* [Task to carry out]: Repeat each line word for word.

"""

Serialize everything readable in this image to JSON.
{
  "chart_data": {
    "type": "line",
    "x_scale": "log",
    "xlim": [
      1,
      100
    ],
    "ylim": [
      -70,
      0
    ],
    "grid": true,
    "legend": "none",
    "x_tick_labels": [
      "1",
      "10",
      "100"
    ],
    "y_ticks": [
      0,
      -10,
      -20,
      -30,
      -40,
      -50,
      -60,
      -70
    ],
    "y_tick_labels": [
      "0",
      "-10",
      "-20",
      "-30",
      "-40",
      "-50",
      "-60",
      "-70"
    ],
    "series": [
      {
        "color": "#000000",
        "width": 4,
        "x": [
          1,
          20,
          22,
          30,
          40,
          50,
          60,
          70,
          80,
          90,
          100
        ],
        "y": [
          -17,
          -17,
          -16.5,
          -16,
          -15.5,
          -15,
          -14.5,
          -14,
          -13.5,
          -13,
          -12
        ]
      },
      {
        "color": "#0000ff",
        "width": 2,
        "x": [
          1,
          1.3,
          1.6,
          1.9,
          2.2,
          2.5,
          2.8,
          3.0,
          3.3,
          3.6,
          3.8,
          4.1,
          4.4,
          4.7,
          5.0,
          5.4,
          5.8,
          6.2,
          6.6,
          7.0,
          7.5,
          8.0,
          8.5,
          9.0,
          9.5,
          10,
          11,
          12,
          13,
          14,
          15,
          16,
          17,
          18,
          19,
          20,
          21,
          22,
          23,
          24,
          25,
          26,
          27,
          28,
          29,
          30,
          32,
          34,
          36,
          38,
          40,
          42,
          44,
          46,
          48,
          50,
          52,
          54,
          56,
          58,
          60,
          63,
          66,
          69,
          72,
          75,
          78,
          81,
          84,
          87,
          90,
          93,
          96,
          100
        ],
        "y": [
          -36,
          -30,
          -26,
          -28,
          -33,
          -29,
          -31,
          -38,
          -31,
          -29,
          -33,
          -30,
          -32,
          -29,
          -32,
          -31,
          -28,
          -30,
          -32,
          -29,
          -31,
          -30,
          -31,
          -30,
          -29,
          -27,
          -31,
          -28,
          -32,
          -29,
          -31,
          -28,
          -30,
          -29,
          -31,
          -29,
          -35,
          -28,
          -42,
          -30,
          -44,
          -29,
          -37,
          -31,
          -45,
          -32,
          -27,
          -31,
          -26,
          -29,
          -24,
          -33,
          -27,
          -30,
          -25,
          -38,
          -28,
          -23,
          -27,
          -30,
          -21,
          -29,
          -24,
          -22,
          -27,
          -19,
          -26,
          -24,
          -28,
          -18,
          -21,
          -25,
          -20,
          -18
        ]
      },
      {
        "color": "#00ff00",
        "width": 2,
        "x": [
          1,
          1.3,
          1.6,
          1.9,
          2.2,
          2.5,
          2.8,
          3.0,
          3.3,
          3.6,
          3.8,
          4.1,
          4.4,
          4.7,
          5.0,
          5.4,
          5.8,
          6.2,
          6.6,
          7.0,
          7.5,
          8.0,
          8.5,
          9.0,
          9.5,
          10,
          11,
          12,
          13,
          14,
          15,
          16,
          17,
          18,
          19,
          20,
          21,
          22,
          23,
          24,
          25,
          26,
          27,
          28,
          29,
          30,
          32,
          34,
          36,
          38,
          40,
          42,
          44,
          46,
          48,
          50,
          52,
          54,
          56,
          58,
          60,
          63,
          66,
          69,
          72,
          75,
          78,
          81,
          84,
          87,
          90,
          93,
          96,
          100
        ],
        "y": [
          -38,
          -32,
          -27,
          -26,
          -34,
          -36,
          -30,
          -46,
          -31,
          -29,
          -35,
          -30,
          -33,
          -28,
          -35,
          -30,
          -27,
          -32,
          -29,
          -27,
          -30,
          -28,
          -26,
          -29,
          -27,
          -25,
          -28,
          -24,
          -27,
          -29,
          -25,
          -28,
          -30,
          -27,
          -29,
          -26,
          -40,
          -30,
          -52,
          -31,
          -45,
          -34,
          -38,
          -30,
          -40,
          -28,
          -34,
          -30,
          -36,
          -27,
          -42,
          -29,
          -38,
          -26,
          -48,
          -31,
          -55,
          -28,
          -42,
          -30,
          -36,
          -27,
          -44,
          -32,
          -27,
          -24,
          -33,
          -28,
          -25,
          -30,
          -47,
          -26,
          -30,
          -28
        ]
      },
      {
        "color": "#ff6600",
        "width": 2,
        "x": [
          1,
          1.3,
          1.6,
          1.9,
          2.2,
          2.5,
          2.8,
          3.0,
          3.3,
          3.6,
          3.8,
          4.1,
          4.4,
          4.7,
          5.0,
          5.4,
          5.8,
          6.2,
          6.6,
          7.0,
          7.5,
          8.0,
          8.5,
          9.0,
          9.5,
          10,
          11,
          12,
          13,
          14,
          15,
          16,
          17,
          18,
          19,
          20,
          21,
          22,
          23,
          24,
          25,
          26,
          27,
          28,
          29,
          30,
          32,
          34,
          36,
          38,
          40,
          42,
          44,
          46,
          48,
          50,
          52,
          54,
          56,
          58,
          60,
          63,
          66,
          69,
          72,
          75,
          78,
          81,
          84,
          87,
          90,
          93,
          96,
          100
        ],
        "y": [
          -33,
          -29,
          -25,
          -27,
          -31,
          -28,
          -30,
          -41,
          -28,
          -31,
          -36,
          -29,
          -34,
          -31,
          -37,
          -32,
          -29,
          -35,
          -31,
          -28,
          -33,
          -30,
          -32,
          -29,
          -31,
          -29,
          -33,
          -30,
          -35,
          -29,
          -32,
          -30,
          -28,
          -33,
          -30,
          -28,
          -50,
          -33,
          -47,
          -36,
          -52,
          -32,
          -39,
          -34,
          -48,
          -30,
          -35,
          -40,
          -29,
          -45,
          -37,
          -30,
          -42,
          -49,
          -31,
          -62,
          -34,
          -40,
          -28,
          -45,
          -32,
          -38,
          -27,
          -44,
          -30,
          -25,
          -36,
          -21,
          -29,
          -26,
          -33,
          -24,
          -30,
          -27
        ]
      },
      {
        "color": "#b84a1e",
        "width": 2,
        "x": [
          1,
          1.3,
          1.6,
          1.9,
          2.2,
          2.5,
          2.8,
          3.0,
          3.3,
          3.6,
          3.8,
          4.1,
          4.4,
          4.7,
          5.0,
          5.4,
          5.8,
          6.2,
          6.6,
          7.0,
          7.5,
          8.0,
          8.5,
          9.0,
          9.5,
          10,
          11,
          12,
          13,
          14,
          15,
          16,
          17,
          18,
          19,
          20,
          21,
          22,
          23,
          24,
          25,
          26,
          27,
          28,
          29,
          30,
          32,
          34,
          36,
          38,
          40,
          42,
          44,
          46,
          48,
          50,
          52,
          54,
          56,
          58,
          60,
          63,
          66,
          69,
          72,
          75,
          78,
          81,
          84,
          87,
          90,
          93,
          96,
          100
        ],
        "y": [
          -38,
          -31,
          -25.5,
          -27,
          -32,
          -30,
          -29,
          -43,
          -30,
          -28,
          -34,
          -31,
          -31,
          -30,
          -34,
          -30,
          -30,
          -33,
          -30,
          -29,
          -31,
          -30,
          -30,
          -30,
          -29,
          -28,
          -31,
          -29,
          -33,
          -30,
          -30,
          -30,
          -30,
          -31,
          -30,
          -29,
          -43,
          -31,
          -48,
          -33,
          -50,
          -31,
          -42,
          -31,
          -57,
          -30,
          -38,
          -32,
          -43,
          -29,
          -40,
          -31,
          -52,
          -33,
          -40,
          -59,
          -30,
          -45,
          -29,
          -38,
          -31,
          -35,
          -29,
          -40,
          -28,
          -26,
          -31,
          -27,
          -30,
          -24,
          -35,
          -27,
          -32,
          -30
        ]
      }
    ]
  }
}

"""

* [Complete output]:
Serialize everything readable in this image to JSON.
{
  "chart_data": {
    "type": "line",
    "x_scale": "log",
    "xlim": [
      1,
      100
    ],
    "ylim": [
      -70,
      0
    ],
    "grid": true,
    "legend": "none",
    "x_tick_labels": [
      "1",
      "10",
      "100"
    ],
    "y_ticks": [
      0,
      -10,
      -20,
      -30,
      -40,
      -50,
      -60,
      -70
    ],
    "y_tick_labels": [
      "0",
      "-10",
      "-20",
      "-30",
      "-40",
      "-50",
      "-60",
      "-70"
    ],
    "series": [
      {
        "color": "#000000",
        "width": 4,
        "x": [
          1,
          20,
          22,
          30,
          40,
          50,
          60,
          70,
          80,
          90,
          100
        ],
        "y": [
          -17,
          -17,
          -16.5,
          -16,
          -15.5,
          -15,
          -14.5,
          -14,
          -13.5,
          -13,
          -12
        ]
      },
      {
        "color": "#0000ff",
        "width": 2,
        "x": [
          1,
          1.3,
          1.6,
          1.9,
          2.2,
          2.5,
          2.8,
          3.0,
          3.3,
          3.6,
          3.8,
          4.1,
          4.4,
          4.7,
          5.0,
          5.4,
          5.8,
          6.2,
          6.6,
          7.0,
          7.5,
          8.0,
          8.5,
          9.0,
          9.5,
          10,
          11,
          12,
          13,
          14,
          15,
          16,
          17,
          18,
          19,
          20,
          21,
          22,
          23,
          24,
          25,
          26,
          27,
          28,
          29,
          30,
          32,
          34,
          36,
          38,
          40,
          42,
          44,
          46,
          48,
          50,
          52,
          54,
          56,
          58,
          60,
          63,
          66,
          69,
          72,
          75,
          78,
          81,
          84,
          87,
          90,
          93,
          96,
          100
        ],
        "y": [
          -36,
          -30,
          -26,
          -28,
          -33,
          -29,
          -31,
          -38,
          -31,
          -29,
          -33,
          -30,
          -32,
          -29,
          -32,
          -31,
          -28,
          -30,
          -32,
          -29,
          -31,
          -30,
          -31,
          -30,
          -29,
          -27,
          -31,
          -28,
          -32,
          -29,
          -31,
          -28,
          -30,
          -29,
          -31,
          -29,
          -35,
          -28,
          -42,
          -30,
          -44,
          -29,
          -37,
          -31,
          -45,
          -32,
          -27,
          -31,
          -26,
          -29,
          -24,
          -33,
          -27,
          -30,
          -25,
          -38,
          -28,
          -23,
          -27,
          -30,
          -21,
          -29,
          -24,
          -22,
          -27,
          -19,
          -26,
          -24,
          -28,
          -18,
          -21,
          -25,
          -20,
          -18
        ]
      },
      {
        "color": "#00ff00",
        "width": 2,
        "x": [
          1,
          1.3,
          1.6,
          1.9,
          2.2,
          2.5,
          2.8,
          3.0,
          3.3,
          3.6,
          3.8,
          4.1,
          4.4,
          4.7,
          5.0,
          5.4,
          5.8,
          6.2,
          6.6,
          7.0,
          7.5,
          8.0,
          8.5,
          9.0,
          9.5,
          10,
          11,
          12,
          13,
          14,
          15,
          16,
          17,
          18,
          19,
          20,
          21,
          22,
          23,
          24,
          25,
          26,
          27,
          28,
          29,
          30,
          32,
          34,
          36,
          38,
          40,
          42,
          44,
          46,
          48,
          50,
          52,
          54,
          56,
          58,
          60,
          63,
          66,
          69,
          72,
          75,
          78,
          81,
          84,
          87,
          90,
          93,
          96,
          100
        ],
        "y": [
          -38,
          -32,
          -27,
          -26,
          -34,
          -36,
          -30,
          -46,
          -31,
          -29,
          -35,
          -30,
          -33,
          -28,
          -35,
          -30,
          -27,
          -32,
          -29,
          -27,
          -30,
          -28,
          -26,
          -29,
          -27,
          -25,
          -28,
          -24,
          -27,
          -29,
          -25,
          -28,
          -30,
          -27,
          -29,
          -26,
          -40,
          -30,
          -52,
          -31,
          -45,
          -34,
          -38,
          -30,
          -40,
          -28,
          -34,
          -30,
          -36,
          -27,
          -42,
          -29,
          -38,
          -26,
          -48,
          -31,
          -55,
          -28,
          -42,
          -30,
          -36,
          -27,
          -44,
          -32,
          -27,
          -24,
          -33,
          -28,
          -25,
          -30,
          -47,
          -26,
          -30,
          -28
        ]
      },
      {
        "color": "#ff6600",
        "width": 2,
        "x": [
          1,
          1.3,
          1.6,
          1.9,
          2.2,
          2.5,
          2.8,
          3.0,
          3.3,
          3.6,
          3.8,
          4.1,
          4.4,
          4.7,
          5.0,
          5.4,
          5.8,
          6.2,
          6.6,
          7.0,
          7.5,
          8.0,
          8.5,
          9.0,
          9.5,
          10,
          11,
          12,
          13,
          14,
          15,
          16,
          17,
          18,
          19,
          20,
          21,
          22,
          23,
          24,
          25,
          26,
          27,
          28,
          29,
          30,
          32,
          34,
          36,
          38,
          40,
          42,
          44,
          46,
          48,
          50,
          52,
          54,
          56,
          58,
          60,
          63,
          66,
          69,
          72,
          75,
          78,
          81,
          84,
          87,
          90,
          93,
          96,
          100
        ],
        "y": [
          -33,
          -29,
          -25,
          -27,
          -31,
          -28,
          -30,
          -41,
          -28,
          -31,
          -36,
          -29,
          -34,
          -31,
          -37,
          -32,
          -29,
          -35,
          -31,
          -28,
          -33,
          -30,
          -32,
          -29,
          -31,
          -29,
          -33,
          -30,
          -35,
          -29,
          -32,
          -30,
          -28,
          -33,
          -30,
          -28,
          -50,
          -33,
          -47,
          -36,
          -52,
          -32,
          -39,
          -34,
          -48,
          -30,
          -35,
          -40,
          -29,
          -45,
          -37,
          -30,
          -42,
          -49,
          -31,
          -62,
          -34,
          -40,
          -28,
          -45,
          -32,
          -38,
          -27,
          -44,
          -30,
          -25,
          -36,
          -21,
          -29,
          -26,
          -33,
          -24,
          -30,
          -27
        ]
      },
      {
        "color": "#b84a1e",
        "width": 2,
        "x": [
          1,
          1.3,
          1.6,
          1.9,
          2.2,
          2.5,
          2.8,
          3.0,
          3.3,
          3.6,
          3.8,
          4.1,
          4.4,
          4.7,
          5.0,
          5.4,
          5.8,
          6.2,
          6.6,
          7.0,
          7.5,
          8.0,
          8.5,
          9.0,
          9.5,
          10,
          11,
          12,
          13,
          14,
          15,
          16,
          17,
          18,
          19,
          20,
          21,
          22,
          23,
          24,
          25,
          26,
          27,
          28,
          29,
          30,
          32,
          34,
          36,
          38,
          40,
          42,
          44,
          46,
          48,
          50,
          52,
          54,
          56,
          58,
          60,
          63,
          66,
          69,
          72,
          75,
          78,
          81,
          84,
          87,
          90,
          93,
          96,
          100
        ],
        "y": [
          -38,
          -31,
          -25.5,
          -27,
          -32,
          -30,
          -29,
          -43,
          -30,
          -28,
          -34,
          -31,
          -31,
          -30,
          -34,
          -30,
          -30,
          -33,
          -30,
          -29,
          -31,
          -30,
          -30,
          -30,
          -29,
          -28,
          -31,
          -29,
          -33,
          -30,
          -30,
          -30,
          -30,
          -31,
          -30,
          -29,
          -43,
          -31,
          -48,
          -33,
          -50,
          -31,
          -42,
          -31,
          -57,
          -30,
          -38,
          -32,
          -43,
          -29,
          -40,
          -31,
          -52,
          -33,
          -40,
          -59,
          -30,
          -45,
          -29,
          -38,
          -31,
          -35,
          -29,
          -40,
          -28,
          -26,
          -31,
          -27,
          -30,
          -24,
          -35,
          -27,
          -32,
          -30
        ]
      }
    ]
  }
}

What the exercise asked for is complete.